WHAT YOU SHOULD DO :: Copy out the lines from the one containing "90, 656, 115]" through the one containing "213, 770, 240]", word for word.

MATERIAL FOR THIS EXERCISE ::
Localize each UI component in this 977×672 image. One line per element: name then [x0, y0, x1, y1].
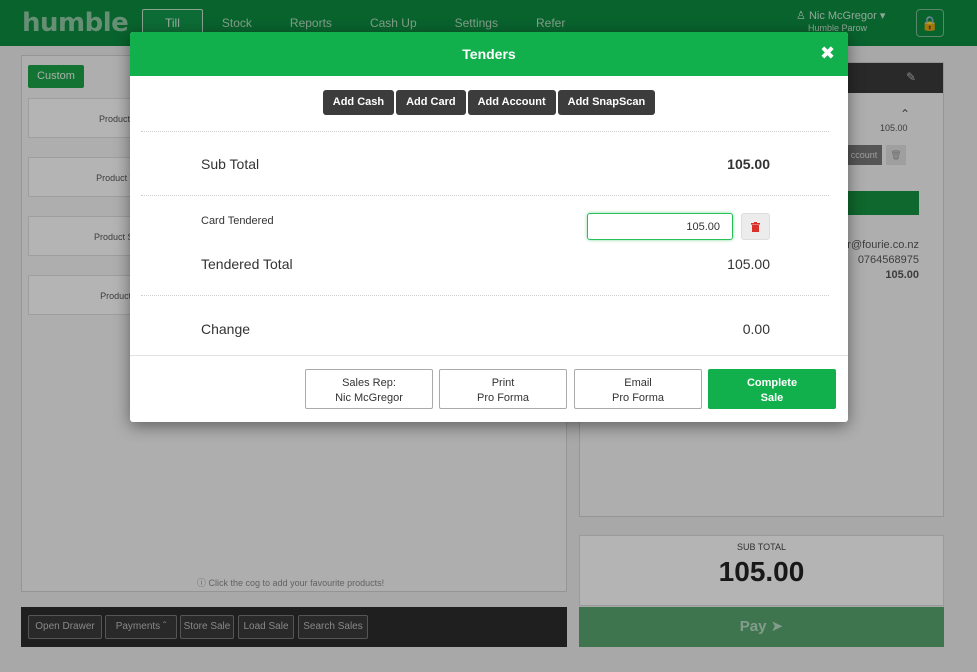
add-snapscan-button[interactable]: Add SnapScan	[557, 90, 656, 115]
trash-icon	[751, 221, 760, 232]
complete-sale-button[interactable]: Complete Sale	[708, 369, 836, 409]
card-tendered-label: Card Tendered	[201, 215, 274, 227]
delete-tender-button[interactable]	[741, 213, 770, 240]
add-account-button[interactable]: Add Account	[467, 90, 556, 115]
add-tender-buttons: Add Cash Add Card Add Account Add SnapSc…	[130, 90, 848, 115]
card-tendered-input[interactable]	[587, 213, 733, 240]
tendered-total-label: Tendered Total	[201, 256, 293, 272]
tendered-total-value: 105.00	[727, 256, 770, 272]
modal-header: Tenders ✖	[130, 32, 848, 76]
change-label: Change	[201, 321, 251, 337]
close-icon[interactable]: ✖	[820, 42, 835, 64]
divider	[141, 295, 829, 296]
email-pro-forma-button[interactable]: Email Pro Forma	[574, 369, 702, 409]
tenders-modal: Tenders ✖ Add Cash Add Card Add Account …	[130, 32, 848, 422]
sales-rep-button[interactable]: Sales Rep: Nic McGregor	[305, 369, 433, 409]
add-card-button[interactable]: Add Card	[396, 90, 466, 115]
change-value: 0.00	[742, 321, 770, 337]
divider	[141, 195, 829, 196]
add-cash-button[interactable]: Add Cash	[322, 90, 395, 115]
modal-title: Tenders	[462, 46, 516, 62]
sub-total-label: Sub Total	[201, 156, 260, 172]
print-pro-forma-button[interactable]: Print Pro Forma	[439, 369, 567, 409]
divider	[141, 131, 829, 132]
sub-total-value: 105.00	[727, 156, 770, 172]
modal-footer-divider	[130, 355, 848, 356]
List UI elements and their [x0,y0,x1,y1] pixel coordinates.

ANSWER TO THIS TASK ::
add-snapscan-button[interactable]: Add SnapScan	[557, 90, 656, 115]
trash-icon	[751, 221, 760, 232]
complete-sale-button[interactable]: Complete Sale	[708, 369, 836, 409]
card-tendered-label: Card Tendered	[201, 215, 274, 227]
delete-tender-button[interactable]	[741, 213, 770, 240]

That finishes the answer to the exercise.